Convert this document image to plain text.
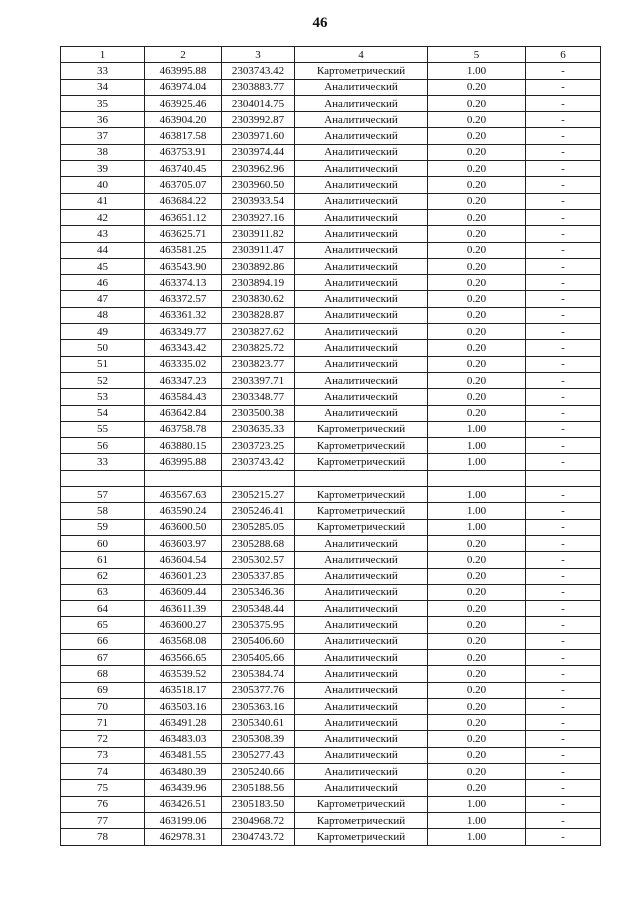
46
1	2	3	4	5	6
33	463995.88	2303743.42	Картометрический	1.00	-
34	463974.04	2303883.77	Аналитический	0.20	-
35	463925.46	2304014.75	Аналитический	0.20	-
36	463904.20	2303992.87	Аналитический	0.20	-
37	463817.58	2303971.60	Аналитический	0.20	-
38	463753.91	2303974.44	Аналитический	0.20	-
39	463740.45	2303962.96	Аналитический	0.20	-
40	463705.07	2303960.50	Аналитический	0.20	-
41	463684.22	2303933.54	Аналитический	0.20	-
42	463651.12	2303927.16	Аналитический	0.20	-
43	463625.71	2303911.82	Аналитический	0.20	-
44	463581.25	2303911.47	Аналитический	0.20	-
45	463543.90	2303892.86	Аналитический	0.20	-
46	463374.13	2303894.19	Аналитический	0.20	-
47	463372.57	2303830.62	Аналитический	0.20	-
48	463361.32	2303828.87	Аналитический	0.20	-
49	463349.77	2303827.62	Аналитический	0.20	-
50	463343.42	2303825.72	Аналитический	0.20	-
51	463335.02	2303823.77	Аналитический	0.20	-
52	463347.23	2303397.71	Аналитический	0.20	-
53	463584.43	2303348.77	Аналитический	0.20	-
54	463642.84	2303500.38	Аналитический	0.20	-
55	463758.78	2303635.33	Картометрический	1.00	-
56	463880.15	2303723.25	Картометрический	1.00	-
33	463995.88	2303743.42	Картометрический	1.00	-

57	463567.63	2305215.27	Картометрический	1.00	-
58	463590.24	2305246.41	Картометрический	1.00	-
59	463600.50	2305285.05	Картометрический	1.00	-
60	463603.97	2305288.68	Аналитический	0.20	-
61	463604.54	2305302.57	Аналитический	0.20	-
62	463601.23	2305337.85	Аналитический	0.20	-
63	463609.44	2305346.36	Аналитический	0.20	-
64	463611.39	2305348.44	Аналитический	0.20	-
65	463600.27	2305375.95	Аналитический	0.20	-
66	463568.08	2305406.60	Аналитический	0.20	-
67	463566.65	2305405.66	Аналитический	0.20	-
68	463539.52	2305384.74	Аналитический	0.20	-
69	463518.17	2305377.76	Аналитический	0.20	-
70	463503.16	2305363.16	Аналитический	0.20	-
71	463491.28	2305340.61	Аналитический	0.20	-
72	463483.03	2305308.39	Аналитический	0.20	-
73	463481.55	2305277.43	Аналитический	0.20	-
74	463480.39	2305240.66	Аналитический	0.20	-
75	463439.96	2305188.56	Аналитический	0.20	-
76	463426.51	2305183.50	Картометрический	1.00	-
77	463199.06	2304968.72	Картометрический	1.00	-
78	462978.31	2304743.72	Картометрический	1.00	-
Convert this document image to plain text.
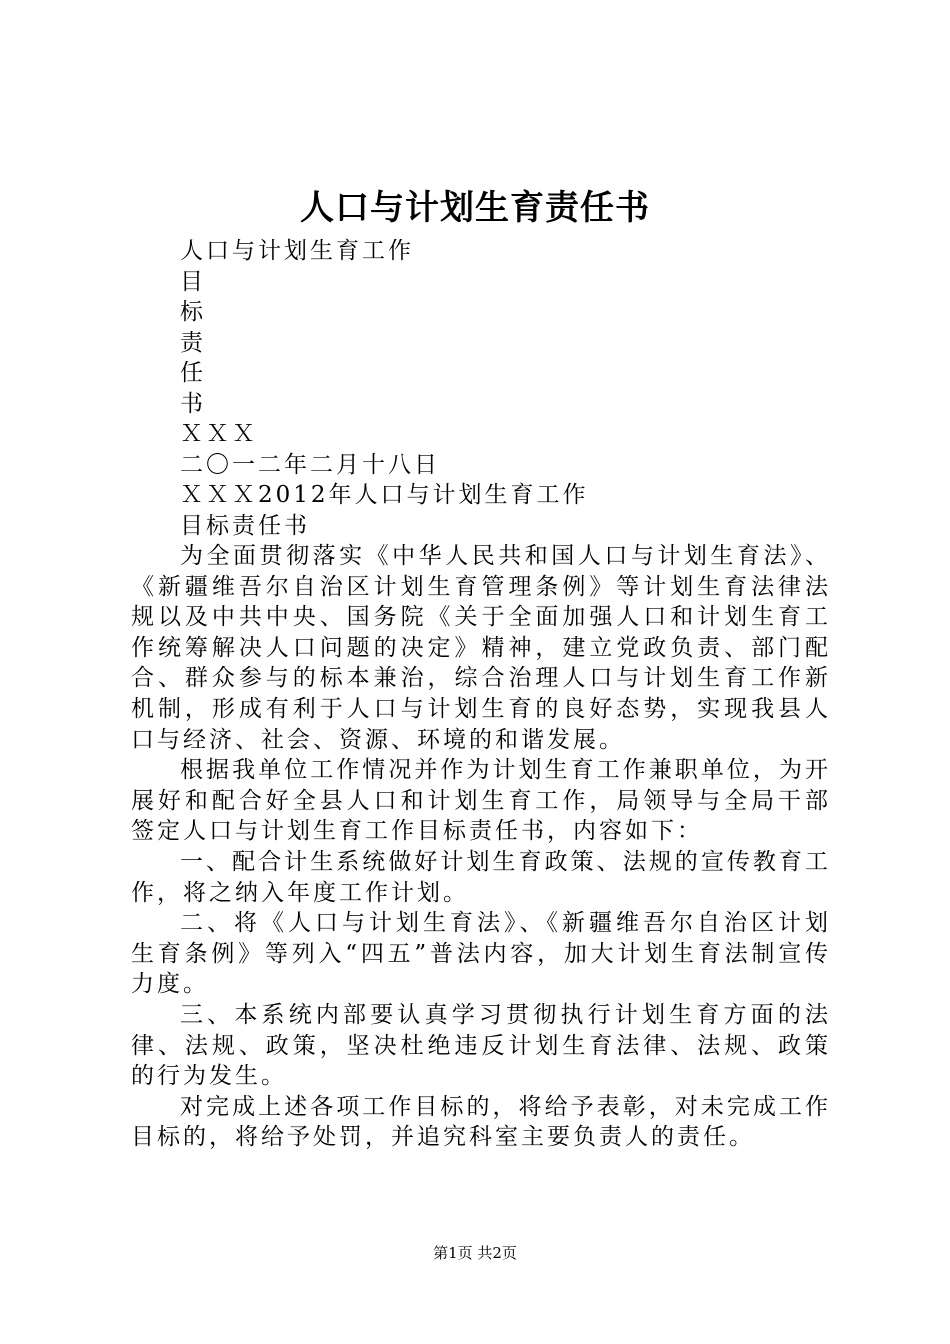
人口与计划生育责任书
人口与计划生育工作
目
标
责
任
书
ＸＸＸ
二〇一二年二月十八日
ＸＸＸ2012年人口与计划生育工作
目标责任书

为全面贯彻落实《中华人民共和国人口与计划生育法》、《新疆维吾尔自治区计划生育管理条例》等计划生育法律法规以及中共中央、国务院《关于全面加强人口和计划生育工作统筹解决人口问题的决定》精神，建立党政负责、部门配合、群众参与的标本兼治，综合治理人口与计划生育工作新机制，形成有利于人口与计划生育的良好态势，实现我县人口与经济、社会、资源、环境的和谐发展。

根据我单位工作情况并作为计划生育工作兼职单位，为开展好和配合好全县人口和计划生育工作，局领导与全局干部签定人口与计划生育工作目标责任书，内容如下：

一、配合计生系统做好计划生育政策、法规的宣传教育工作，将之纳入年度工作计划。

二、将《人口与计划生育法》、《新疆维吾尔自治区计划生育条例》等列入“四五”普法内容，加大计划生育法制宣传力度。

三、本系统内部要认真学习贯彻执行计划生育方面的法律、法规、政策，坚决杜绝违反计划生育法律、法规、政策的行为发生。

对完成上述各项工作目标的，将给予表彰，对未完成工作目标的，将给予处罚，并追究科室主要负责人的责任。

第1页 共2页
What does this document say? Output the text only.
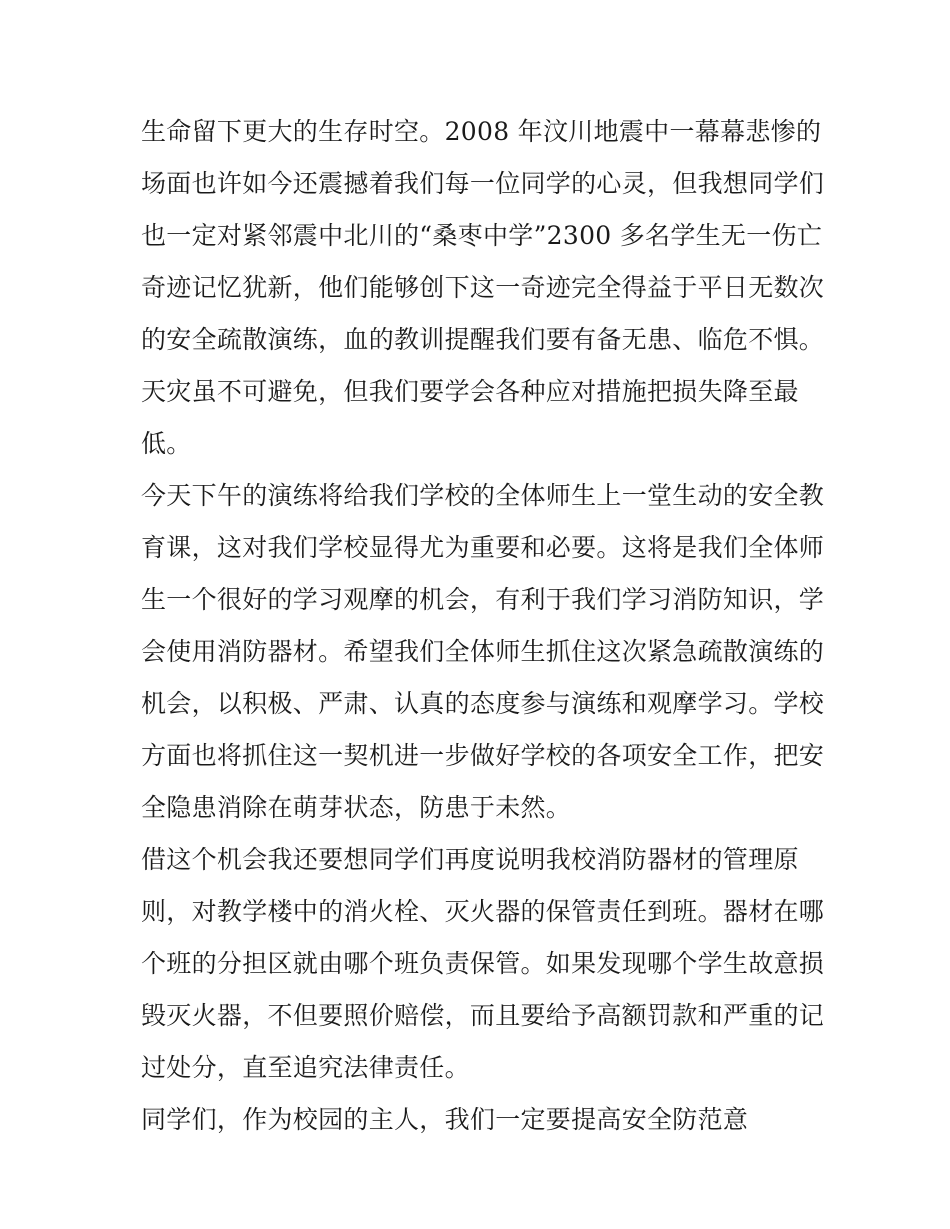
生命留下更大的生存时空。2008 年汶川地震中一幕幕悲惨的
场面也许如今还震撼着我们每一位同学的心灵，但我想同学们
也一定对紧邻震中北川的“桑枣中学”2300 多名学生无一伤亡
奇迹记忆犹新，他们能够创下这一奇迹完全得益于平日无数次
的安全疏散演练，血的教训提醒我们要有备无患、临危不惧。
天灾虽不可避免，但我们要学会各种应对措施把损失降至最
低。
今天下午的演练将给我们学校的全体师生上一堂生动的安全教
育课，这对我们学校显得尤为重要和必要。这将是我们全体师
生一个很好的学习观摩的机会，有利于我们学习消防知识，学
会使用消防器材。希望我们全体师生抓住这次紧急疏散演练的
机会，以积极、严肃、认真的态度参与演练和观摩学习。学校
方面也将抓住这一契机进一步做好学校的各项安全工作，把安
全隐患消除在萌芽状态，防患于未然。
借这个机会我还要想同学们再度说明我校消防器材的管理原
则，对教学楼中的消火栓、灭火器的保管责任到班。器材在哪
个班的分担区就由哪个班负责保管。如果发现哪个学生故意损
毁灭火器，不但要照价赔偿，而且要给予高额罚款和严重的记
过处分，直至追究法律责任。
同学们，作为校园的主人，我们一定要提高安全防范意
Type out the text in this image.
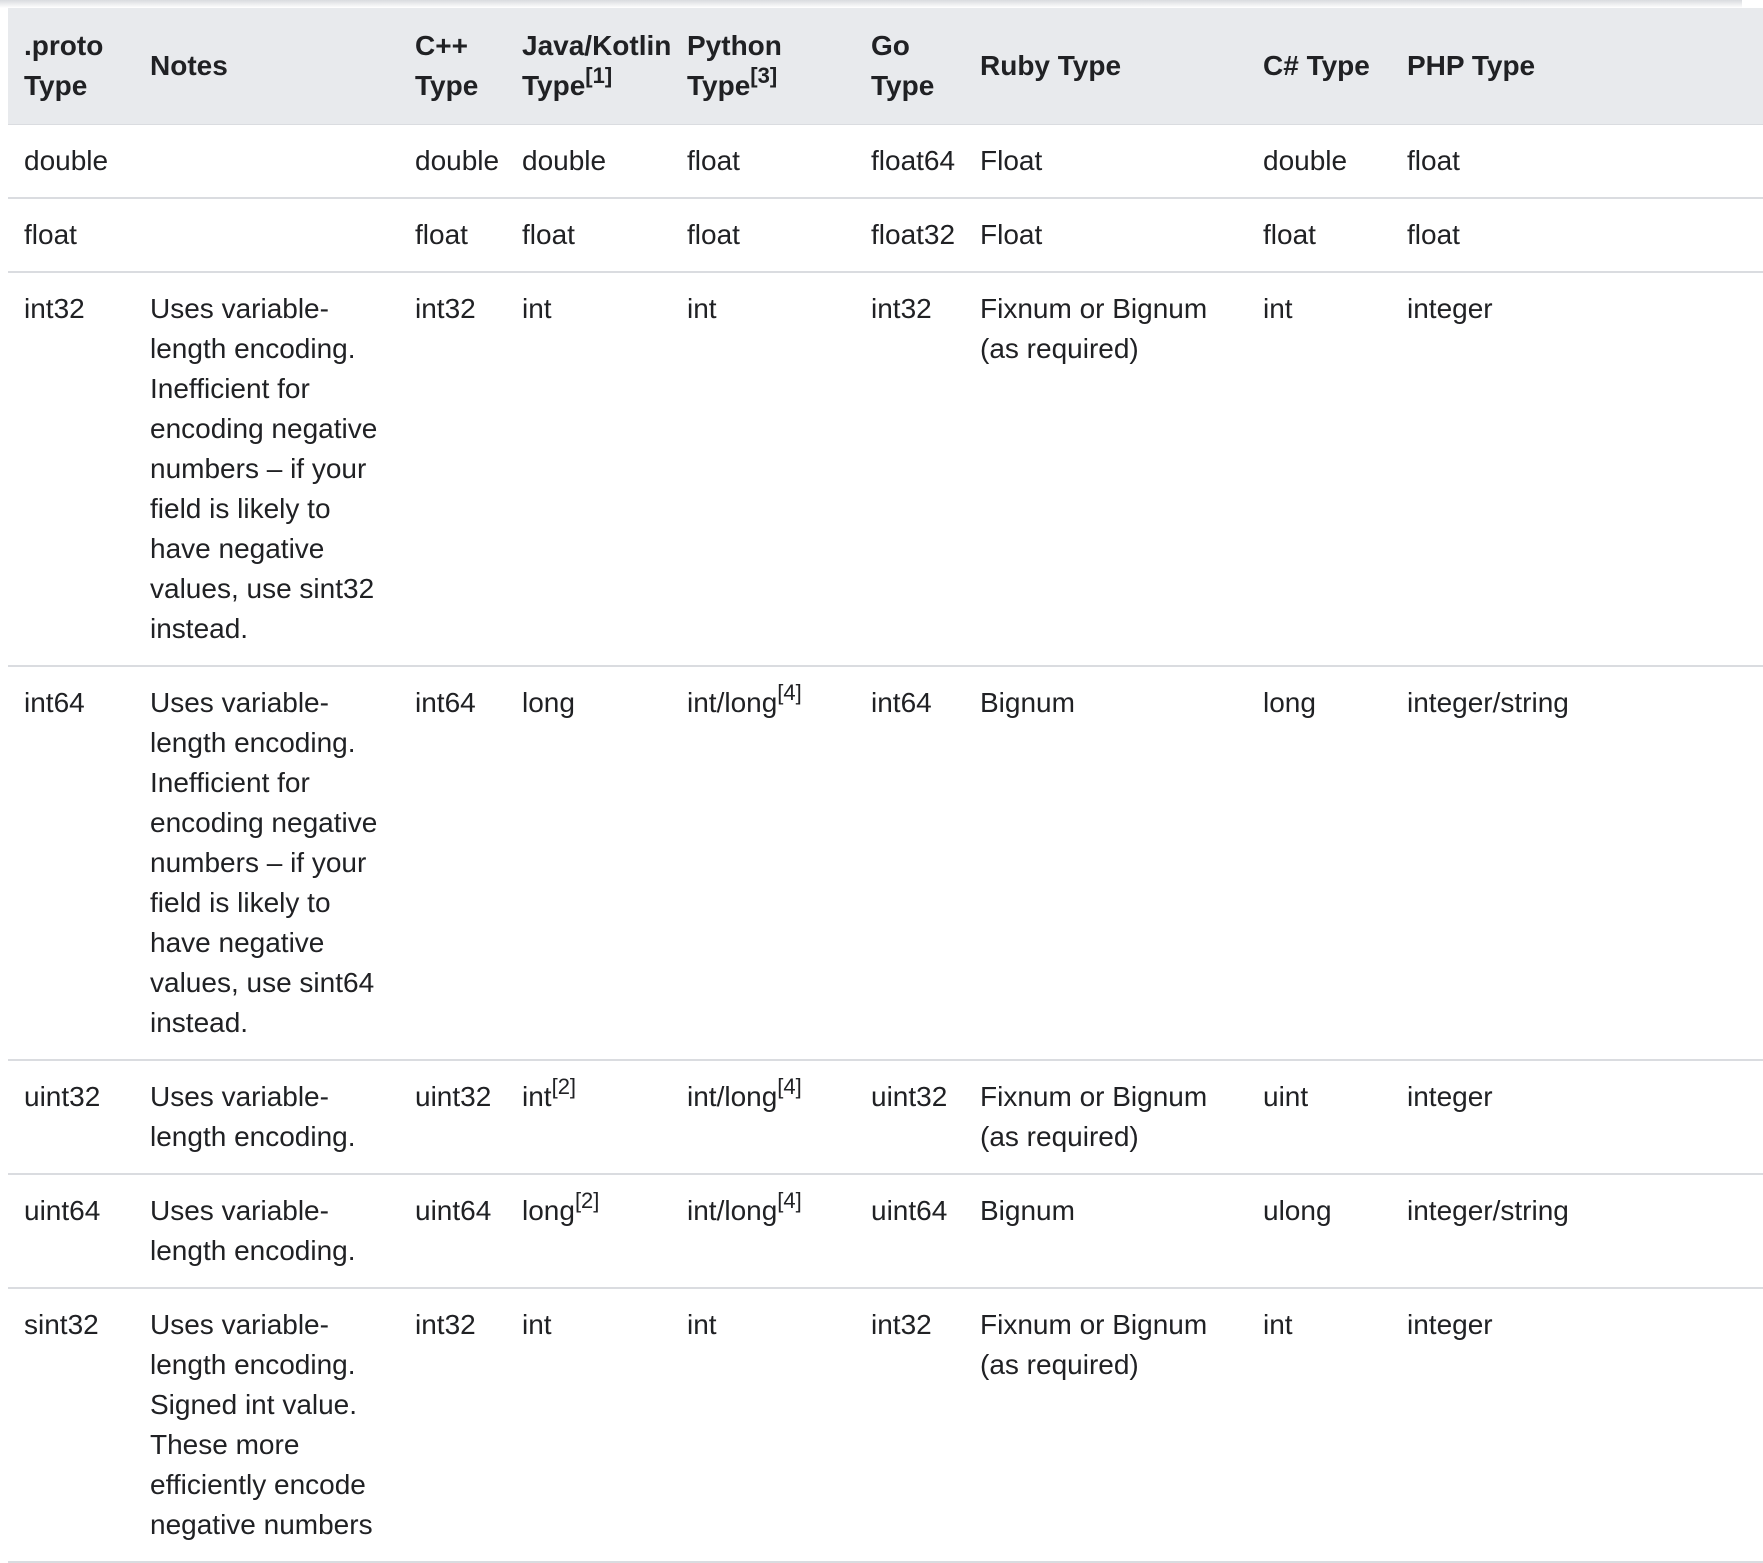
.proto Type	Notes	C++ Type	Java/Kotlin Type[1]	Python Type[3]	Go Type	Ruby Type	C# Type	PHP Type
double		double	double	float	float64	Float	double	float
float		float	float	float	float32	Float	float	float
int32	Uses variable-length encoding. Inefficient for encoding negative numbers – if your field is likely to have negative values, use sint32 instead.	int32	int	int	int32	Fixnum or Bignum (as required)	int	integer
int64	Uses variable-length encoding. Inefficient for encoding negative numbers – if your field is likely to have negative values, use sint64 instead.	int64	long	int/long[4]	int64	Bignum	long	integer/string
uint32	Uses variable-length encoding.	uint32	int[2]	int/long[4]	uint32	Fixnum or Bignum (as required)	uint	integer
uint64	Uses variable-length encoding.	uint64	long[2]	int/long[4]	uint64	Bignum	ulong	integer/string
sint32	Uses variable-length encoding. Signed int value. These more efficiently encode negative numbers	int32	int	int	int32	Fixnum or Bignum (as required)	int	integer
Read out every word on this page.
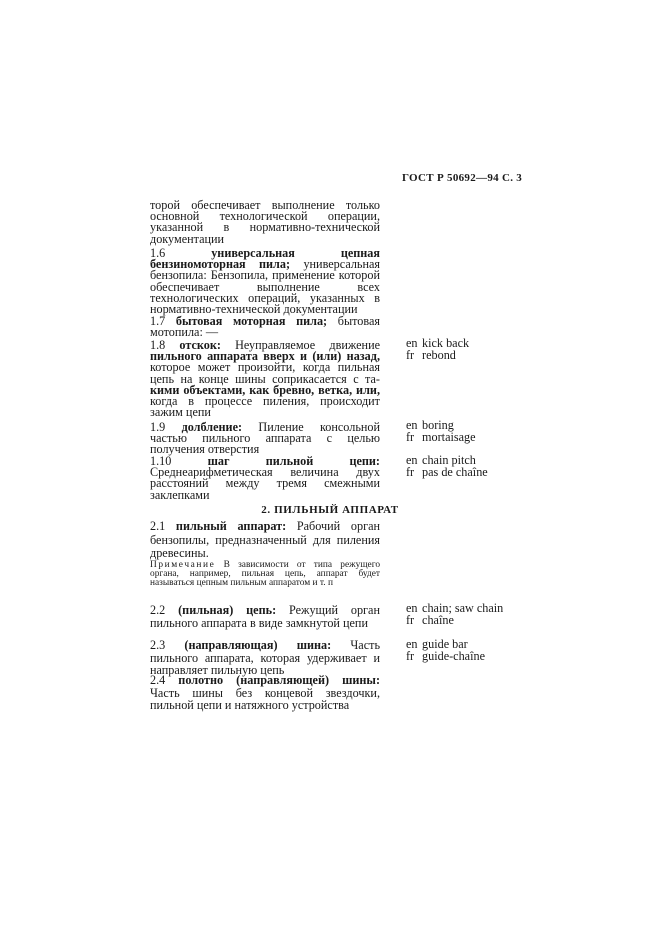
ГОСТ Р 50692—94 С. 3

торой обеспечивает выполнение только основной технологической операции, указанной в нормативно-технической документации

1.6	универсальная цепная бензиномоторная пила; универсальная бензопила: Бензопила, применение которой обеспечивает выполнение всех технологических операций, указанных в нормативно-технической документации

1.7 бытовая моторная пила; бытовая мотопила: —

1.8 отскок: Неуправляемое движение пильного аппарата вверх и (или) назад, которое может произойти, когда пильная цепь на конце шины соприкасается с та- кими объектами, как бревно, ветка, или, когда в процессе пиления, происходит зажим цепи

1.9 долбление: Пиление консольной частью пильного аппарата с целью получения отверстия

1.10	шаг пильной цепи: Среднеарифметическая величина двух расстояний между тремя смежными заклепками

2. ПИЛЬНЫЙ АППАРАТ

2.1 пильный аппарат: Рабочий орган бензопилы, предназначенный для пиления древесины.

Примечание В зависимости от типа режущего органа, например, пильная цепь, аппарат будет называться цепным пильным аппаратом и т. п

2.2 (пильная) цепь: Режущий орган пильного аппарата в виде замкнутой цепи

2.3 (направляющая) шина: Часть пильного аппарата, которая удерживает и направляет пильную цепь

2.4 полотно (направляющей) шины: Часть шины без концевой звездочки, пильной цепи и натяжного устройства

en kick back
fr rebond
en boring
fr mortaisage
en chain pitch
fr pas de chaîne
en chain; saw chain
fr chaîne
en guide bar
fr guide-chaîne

▸ Instructions to follow:
Report the number of lines containing the string "float" and add nothing to it.

▸ Task answer:
2